Wherever a line holds the string "Indian", copy that line.
— Start —
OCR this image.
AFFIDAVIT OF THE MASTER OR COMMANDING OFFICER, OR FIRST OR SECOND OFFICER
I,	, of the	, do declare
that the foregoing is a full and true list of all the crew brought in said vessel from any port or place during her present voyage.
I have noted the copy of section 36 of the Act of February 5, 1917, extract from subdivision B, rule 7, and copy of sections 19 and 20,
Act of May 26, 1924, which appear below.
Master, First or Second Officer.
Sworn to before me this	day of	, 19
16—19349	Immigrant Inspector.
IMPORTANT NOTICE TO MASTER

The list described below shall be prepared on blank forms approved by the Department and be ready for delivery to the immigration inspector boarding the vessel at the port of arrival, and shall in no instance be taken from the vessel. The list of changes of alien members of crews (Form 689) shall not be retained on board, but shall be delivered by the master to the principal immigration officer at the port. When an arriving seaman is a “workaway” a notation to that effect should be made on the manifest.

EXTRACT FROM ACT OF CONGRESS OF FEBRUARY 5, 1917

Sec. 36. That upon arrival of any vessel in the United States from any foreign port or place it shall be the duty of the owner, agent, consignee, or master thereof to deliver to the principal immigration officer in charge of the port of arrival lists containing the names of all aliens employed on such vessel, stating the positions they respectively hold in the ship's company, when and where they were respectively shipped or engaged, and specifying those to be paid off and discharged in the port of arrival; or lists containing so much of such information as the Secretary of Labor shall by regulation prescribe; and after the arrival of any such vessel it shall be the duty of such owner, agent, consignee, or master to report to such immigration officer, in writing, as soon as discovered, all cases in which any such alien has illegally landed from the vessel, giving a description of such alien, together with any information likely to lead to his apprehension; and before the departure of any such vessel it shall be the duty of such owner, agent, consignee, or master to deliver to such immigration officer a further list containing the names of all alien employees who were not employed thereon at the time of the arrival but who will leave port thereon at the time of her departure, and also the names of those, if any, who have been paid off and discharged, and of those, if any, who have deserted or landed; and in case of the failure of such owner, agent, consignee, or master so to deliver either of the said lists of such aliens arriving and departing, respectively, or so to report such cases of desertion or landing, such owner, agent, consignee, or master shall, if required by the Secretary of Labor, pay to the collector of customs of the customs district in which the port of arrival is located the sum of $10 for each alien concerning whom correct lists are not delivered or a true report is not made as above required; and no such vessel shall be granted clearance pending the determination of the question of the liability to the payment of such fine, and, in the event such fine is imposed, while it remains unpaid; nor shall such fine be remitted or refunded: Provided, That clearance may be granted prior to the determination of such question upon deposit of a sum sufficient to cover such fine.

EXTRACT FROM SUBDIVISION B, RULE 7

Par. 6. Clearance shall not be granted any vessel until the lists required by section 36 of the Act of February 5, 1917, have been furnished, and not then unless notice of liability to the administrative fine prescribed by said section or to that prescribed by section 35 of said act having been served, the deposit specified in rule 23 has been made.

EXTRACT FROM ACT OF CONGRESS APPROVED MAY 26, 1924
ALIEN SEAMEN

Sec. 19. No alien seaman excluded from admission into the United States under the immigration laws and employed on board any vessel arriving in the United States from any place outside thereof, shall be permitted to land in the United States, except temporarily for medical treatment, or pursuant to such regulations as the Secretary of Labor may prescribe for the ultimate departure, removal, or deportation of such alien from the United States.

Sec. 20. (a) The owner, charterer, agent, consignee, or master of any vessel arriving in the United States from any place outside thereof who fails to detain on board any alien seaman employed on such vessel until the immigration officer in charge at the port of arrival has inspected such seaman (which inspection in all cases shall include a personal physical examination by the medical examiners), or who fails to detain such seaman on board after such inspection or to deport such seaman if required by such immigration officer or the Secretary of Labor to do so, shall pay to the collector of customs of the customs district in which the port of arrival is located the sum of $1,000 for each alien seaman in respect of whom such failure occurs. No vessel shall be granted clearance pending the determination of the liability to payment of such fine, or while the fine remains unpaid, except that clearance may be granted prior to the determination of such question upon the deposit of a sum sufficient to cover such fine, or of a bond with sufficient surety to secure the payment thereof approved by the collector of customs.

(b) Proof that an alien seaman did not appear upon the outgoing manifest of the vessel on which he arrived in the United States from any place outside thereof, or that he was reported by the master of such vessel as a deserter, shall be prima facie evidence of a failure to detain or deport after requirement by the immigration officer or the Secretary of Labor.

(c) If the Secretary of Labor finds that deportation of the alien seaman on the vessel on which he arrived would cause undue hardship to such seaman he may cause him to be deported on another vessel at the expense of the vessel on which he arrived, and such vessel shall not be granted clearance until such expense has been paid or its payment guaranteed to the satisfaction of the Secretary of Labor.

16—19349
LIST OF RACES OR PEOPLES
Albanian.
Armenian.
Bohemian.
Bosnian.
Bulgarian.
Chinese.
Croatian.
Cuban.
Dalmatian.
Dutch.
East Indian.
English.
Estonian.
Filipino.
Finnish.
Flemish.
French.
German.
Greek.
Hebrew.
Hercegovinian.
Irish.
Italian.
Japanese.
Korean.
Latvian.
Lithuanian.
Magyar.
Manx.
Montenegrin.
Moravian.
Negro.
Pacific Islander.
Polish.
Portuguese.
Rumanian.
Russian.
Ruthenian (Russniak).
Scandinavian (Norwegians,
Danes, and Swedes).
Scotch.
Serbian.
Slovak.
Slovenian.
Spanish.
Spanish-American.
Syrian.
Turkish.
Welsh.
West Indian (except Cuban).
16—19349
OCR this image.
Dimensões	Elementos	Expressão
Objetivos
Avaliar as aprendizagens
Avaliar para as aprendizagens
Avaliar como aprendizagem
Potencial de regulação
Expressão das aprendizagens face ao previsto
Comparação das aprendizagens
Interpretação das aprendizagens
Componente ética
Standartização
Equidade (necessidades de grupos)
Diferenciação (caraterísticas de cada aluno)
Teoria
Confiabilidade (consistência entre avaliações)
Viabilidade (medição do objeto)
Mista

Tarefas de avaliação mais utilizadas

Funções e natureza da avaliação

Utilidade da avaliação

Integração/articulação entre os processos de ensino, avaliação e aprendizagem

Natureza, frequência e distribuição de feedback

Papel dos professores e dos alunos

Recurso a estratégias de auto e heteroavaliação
— End —
### Written response
East Indian.
West Indian (except Cuban).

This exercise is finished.